▶ **WORK REQUIRED**
Repeat every line of the material, character for character.

## start

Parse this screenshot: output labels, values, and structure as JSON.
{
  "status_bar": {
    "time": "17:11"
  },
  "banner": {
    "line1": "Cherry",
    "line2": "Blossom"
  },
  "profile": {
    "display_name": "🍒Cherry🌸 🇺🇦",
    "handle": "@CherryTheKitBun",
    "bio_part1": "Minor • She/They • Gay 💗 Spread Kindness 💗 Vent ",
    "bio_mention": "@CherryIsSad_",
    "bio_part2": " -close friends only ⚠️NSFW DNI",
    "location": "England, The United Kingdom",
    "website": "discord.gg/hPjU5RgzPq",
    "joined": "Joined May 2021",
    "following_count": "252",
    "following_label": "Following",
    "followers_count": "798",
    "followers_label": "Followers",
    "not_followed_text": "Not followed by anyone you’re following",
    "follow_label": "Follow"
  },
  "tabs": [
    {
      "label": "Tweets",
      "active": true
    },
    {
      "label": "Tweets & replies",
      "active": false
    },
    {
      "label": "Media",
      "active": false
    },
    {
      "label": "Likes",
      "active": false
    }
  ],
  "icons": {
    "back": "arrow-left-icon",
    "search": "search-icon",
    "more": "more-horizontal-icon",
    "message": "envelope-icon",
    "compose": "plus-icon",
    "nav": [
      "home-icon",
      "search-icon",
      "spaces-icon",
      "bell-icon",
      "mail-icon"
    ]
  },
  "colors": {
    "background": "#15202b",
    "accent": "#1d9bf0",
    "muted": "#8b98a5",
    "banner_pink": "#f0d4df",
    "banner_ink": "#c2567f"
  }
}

## end

▶ **EXPECTED ANSWER**
Parse this screenshot: output labels, values, and structure as JSON.
{
  "status_bar": {
    "time": "17:11"
  },
  "banner": {
    "line1": "Cherry",
    "line2": "Blossom"
  },
  "profile": {
    "display_name": "🍒Cherry🌸 🇺🇦",
    "handle": "@CherryTheKitBun",
    "bio_part1": "Minor • She/They • Gay 💗 Spread Kindness 💗 Vent ",
    "bio_mention": "@CherryIsSad_",
    "bio_part2": " -close friends only ⚠️NSFW DNI",
    "location": "England, The United Kingdom",
    "website": "discord.gg/hPjU5RgzPq",
    "joined": "Joined May 2021",
    "following_count": "252",
    "following_label": "Following",
    "followers_count": "798",
    "followers_label": "Followers",
    "not_followed_text": "Not followed by anyone you’re following",
    "follow_label": "Follow"
  },
  "tabs": [
    {
      "label": "Tweets",
      "active": true
    },
    {
      "label": "Tweets & replies",
      "active": false
    },
    {
      "label": "Media",
      "active": false
    },
    {
      "label": "Likes",
      "active": false
    }
  ],
  "icons": {
    "back": "arrow-left-icon",
    "search": "search-icon",
    "more": "more-horizontal-icon",
    "message": "envelope-icon",
    "compose": "plus-icon",
    "nav": [
      "home-icon",
      "search-icon",
      "spaces-icon",
      "bell-icon",
      "mail-icon"
    ]
  },
  "colors": {
    "background": "#15202b",
    "accent": "#1d9bf0",
    "muted": "#8b98a5",
    "banner_pink": "#f0d4df",
    "banner_ink": "#c2567f"
  }
}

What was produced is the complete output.